▶ _GIVEN PASSAGE_

Body of Lies (2008)

Review by:
Bill Clark

Reviewed by:
On October 9, 2008
Last modified:July 3, 2014


Body of Lies is certainly one of most well-crafted and intellectually engaging political thrillers to come along this year.

Body of Lies (2008)

It’s pretty apparent that Hollywood wouldn’t mind if the War on Terror lasted one hundred years (hey, it’s the only figure we’ve been given to work with). The post-9/11 thriller factory is still working at full capacity, but Body of Lies emerges as more of a cautionary espionage tale than the usual dissection of the war in general. The film is far more concerned with who we’re trusting and why, rather than military strategy. Diplomacy may be outdated, but it’s the central theme.

▶ _YOUR TASKS_
A) In the Body of Lies review, what is the film said to care about more than military strategy?
B) Shorten the paragraph of the Body of Lies review that opens "It's pretty apparent that Hollywood" and keep its main points.
Answer from the Body of Lies review alone.

▶ _PROVIDED MATERIAL_
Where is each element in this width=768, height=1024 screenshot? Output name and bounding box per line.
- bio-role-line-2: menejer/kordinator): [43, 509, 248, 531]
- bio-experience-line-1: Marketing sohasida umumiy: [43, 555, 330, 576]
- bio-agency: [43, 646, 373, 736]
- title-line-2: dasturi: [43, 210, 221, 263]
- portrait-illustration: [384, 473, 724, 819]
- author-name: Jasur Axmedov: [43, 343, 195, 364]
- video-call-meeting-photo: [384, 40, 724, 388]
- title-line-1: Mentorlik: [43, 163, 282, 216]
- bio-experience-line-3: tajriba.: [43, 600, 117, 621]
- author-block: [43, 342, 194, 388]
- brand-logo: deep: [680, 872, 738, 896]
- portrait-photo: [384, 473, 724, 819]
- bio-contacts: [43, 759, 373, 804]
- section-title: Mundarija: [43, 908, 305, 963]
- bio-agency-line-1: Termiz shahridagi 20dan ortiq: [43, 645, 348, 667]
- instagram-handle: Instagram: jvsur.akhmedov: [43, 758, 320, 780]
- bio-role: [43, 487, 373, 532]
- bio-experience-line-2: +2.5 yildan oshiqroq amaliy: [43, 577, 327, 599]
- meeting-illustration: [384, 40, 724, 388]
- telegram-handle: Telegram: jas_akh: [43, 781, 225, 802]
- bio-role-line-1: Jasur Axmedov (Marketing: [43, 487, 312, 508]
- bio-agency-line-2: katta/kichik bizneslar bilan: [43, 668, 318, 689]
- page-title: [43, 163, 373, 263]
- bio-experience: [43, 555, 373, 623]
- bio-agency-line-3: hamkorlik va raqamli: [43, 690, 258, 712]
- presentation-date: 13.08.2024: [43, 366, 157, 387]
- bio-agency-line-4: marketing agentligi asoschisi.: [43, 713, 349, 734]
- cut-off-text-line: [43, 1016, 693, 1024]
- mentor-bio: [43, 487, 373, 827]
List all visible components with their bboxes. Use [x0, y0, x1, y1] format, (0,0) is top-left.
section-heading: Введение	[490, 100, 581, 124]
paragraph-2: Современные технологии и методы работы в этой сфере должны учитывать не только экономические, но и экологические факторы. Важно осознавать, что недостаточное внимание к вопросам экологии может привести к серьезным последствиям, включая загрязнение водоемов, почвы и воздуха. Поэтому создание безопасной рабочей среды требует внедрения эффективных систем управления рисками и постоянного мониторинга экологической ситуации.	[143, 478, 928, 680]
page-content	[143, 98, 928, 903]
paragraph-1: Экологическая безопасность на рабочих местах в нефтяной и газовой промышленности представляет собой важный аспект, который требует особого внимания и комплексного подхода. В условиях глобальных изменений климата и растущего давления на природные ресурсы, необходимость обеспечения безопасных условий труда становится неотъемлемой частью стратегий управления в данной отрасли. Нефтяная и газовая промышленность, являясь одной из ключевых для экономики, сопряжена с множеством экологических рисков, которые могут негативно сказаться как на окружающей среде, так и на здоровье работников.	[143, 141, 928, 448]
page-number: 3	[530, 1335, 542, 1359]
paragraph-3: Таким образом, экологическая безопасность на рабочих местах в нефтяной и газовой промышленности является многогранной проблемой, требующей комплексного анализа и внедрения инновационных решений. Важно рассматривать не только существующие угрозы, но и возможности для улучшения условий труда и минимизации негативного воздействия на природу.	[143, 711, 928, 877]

▶ _SOLUTIONS TO THE TASKS_
A) Who we're trusting and why.

B) Hollywood keeps turning out post-9/11 thrillers as if the War on Terror might last a hundred years. Body of Lies stands apart as a cautionary espionage tale rather than a study of the war itself. It focuses on who we trust and why rather than on military strategy, and diplomacy is its central theme.